WHAT IS BEING ASKED:
Set out each line from the following listing that includes the word "дату".

## start PROVIDED RECORDS

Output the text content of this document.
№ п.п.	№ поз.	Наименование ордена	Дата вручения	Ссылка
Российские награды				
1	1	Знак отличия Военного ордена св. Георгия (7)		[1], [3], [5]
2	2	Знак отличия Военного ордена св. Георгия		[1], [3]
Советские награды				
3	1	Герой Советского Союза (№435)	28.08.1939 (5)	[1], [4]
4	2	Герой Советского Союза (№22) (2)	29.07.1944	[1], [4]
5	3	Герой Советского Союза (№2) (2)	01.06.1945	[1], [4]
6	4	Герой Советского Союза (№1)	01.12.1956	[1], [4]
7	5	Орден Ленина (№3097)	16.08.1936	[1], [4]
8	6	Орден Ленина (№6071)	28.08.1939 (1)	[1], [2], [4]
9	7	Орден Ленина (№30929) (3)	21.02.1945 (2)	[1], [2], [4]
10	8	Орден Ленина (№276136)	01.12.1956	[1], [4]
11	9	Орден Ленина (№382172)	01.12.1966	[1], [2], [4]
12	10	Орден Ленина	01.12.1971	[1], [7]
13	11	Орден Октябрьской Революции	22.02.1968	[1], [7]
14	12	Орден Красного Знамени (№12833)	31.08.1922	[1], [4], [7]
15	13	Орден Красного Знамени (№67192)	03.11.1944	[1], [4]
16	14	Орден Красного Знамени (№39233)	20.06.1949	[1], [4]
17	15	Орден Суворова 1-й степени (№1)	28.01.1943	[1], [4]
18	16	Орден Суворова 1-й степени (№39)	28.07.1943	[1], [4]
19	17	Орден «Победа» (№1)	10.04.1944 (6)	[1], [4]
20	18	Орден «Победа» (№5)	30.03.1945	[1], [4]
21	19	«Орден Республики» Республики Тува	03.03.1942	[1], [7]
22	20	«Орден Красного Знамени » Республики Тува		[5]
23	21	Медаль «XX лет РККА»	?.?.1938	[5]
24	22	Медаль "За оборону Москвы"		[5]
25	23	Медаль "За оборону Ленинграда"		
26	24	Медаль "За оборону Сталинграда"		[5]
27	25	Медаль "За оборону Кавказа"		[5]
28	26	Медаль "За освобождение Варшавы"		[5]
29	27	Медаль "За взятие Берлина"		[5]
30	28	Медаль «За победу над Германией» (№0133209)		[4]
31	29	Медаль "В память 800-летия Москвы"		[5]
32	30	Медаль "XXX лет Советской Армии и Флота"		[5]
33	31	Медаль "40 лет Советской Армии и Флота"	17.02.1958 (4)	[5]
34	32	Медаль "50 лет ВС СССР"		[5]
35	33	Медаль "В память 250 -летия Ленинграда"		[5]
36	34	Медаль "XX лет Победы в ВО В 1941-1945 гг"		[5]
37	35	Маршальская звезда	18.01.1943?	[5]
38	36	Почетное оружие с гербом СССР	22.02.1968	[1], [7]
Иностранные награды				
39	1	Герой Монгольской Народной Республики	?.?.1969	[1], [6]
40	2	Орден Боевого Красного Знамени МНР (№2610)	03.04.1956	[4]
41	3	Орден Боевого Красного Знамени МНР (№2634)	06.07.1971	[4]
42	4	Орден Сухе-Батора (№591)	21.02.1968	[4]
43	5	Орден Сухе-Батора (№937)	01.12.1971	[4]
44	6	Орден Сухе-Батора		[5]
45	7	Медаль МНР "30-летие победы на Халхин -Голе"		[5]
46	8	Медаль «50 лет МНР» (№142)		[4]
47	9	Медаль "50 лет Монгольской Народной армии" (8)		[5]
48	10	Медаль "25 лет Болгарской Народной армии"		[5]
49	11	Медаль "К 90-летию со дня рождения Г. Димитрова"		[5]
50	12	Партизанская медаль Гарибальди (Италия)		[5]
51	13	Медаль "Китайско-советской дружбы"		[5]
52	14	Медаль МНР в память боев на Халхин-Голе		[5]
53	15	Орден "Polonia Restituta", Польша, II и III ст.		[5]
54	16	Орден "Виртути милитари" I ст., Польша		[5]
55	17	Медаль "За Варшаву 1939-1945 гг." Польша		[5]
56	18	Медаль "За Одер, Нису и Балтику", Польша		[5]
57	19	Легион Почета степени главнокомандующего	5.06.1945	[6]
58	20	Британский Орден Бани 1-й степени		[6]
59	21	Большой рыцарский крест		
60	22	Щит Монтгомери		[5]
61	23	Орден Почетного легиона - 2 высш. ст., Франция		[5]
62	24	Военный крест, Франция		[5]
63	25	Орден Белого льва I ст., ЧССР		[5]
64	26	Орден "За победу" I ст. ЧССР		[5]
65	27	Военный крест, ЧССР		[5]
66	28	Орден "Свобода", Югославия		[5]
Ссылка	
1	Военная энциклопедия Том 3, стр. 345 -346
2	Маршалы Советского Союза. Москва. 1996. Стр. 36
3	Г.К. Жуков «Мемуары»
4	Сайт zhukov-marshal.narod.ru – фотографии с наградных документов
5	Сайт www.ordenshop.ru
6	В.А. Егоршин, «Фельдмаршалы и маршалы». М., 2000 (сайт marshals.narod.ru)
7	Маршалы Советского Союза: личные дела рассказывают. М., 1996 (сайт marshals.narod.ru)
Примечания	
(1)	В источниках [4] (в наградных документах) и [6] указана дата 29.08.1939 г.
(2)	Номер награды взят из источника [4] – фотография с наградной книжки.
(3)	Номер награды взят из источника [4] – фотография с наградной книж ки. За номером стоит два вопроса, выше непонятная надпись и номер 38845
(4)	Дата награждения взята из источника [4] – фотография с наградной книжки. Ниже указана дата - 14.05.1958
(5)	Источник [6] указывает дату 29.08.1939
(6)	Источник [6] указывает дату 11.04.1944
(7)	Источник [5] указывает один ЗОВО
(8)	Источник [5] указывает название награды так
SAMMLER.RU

## end PROVIDED RECORDS

WRITTEN RESPONSE:
(5)	Источник [6] указывает дату 29.08.1939
(6)	Источник [6] указывает дату 11.04.1944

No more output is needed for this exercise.